Extract, from the records beneath this instruction, each line that contains the word "バランスタイプ".

** START OF INFORMATION GIVEN **

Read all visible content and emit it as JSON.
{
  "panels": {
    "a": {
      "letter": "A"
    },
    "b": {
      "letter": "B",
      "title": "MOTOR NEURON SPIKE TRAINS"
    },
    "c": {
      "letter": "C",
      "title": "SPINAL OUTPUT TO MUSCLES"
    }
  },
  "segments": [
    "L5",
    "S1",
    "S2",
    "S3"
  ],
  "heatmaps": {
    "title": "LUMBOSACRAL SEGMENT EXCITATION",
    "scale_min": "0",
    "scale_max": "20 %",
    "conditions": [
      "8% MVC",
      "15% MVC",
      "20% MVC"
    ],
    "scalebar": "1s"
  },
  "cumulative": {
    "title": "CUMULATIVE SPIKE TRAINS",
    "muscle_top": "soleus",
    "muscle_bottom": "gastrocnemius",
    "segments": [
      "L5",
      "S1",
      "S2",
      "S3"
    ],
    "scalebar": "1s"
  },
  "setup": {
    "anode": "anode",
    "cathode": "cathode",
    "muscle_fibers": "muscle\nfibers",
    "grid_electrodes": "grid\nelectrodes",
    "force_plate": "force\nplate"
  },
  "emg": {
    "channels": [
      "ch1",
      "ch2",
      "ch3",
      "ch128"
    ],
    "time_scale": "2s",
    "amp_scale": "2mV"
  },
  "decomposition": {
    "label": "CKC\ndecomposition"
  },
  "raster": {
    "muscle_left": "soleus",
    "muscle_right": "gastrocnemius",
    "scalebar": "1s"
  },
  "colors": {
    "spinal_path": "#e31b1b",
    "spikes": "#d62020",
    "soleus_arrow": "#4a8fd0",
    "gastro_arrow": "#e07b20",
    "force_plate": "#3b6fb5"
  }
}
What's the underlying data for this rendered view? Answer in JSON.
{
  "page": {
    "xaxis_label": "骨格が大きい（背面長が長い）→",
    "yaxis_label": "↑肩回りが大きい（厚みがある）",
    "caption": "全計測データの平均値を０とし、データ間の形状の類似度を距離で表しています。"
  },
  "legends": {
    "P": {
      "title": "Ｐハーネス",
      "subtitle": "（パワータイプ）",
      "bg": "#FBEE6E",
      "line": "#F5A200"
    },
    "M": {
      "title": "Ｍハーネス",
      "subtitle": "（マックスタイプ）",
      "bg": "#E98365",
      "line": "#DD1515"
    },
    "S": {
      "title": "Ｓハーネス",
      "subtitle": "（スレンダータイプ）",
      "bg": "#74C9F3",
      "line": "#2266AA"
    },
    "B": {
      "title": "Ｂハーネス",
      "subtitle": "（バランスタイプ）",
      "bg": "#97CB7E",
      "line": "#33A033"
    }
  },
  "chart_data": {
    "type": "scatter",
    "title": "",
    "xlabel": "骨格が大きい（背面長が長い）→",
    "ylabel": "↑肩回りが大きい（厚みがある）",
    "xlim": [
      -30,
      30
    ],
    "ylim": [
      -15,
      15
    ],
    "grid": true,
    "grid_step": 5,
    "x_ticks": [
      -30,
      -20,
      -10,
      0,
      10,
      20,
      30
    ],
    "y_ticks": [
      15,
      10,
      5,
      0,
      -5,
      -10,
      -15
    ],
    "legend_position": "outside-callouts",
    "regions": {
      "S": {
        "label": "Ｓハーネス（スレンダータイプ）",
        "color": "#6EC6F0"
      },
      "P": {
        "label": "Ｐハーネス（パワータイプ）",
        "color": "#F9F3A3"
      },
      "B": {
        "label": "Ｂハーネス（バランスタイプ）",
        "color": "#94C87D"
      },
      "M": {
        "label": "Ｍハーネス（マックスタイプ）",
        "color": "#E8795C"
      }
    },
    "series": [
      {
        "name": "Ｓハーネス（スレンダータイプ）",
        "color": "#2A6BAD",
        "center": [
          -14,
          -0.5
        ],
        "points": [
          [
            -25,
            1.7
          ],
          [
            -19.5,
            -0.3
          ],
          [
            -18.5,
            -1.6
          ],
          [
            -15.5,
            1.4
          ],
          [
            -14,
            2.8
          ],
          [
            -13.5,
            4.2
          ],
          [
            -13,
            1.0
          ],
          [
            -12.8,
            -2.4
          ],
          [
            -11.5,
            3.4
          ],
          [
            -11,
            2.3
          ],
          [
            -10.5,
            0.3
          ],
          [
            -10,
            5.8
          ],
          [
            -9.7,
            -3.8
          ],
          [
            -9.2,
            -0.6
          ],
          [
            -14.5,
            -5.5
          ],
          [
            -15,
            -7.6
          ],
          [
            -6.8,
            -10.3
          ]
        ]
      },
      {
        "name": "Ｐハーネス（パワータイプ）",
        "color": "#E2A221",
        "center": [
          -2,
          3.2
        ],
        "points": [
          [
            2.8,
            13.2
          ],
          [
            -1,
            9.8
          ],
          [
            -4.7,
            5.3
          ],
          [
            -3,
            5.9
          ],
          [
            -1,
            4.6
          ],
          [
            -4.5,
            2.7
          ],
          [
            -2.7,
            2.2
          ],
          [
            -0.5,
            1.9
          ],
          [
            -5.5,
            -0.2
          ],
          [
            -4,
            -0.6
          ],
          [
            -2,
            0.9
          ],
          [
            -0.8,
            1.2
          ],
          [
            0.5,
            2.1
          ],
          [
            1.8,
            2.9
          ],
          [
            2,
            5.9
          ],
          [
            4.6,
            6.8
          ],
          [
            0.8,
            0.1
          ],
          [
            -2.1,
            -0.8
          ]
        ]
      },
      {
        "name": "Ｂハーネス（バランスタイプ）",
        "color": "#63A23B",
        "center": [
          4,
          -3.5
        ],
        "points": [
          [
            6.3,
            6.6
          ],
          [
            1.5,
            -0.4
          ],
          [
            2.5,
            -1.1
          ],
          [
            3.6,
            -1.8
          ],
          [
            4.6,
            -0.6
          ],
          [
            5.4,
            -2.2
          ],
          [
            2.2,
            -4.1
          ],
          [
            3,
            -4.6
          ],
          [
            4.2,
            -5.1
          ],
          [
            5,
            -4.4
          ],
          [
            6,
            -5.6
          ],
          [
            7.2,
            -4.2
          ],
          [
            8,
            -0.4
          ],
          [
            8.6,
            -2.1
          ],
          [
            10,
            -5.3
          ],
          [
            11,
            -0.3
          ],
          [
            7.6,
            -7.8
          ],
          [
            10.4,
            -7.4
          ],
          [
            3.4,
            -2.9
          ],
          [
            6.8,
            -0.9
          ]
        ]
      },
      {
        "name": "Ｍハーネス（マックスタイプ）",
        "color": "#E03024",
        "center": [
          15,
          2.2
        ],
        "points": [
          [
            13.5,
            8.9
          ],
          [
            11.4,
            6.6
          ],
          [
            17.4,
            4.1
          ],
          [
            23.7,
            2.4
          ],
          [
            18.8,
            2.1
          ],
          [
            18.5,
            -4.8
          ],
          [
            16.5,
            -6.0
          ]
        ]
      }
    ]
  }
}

** END OF INFORMATION GIVEN **

REPLY =>
      "subtitle": "（バランスタイプ）",
        "label": "Ｂハーネス（バランスタイプ）",
        "name": "Ｂハーネス（バランスタイプ）",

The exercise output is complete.